[Extracted data entries]
— START —

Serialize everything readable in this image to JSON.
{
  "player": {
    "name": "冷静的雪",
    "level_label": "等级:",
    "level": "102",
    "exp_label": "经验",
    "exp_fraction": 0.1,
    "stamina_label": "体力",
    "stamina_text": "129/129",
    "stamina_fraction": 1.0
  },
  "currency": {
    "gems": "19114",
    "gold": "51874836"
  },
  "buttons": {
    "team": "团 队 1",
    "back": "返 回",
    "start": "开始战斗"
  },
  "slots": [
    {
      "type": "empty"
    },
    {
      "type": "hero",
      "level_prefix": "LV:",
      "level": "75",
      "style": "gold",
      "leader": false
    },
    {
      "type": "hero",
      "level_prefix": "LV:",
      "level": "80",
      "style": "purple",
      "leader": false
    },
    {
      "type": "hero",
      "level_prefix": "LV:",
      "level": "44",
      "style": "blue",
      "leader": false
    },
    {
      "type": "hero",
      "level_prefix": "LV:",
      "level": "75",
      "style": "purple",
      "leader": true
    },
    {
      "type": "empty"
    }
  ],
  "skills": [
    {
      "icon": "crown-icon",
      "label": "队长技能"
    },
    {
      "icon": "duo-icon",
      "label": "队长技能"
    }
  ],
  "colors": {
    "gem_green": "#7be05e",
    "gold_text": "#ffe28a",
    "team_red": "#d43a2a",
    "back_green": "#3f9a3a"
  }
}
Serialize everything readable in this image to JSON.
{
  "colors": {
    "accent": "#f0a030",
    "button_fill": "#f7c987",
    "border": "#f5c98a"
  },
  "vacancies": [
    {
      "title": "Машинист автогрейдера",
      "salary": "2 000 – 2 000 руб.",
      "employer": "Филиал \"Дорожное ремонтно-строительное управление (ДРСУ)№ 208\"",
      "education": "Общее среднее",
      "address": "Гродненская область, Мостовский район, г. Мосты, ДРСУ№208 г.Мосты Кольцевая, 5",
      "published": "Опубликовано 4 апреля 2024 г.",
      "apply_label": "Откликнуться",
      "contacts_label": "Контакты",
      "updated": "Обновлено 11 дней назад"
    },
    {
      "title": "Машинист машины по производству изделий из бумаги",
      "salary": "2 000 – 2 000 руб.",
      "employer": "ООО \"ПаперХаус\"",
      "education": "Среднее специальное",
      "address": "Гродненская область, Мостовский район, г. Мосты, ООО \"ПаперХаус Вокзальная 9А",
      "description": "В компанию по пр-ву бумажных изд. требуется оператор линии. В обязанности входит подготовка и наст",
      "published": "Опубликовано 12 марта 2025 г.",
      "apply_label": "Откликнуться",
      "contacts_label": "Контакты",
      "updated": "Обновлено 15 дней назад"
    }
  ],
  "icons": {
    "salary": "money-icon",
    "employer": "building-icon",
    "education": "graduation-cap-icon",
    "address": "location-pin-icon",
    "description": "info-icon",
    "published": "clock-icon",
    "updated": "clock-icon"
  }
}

— END —

Goal: Tally the lines that hold the string "Мостовский" and state the total, nothing more.

Solution to this problem: 2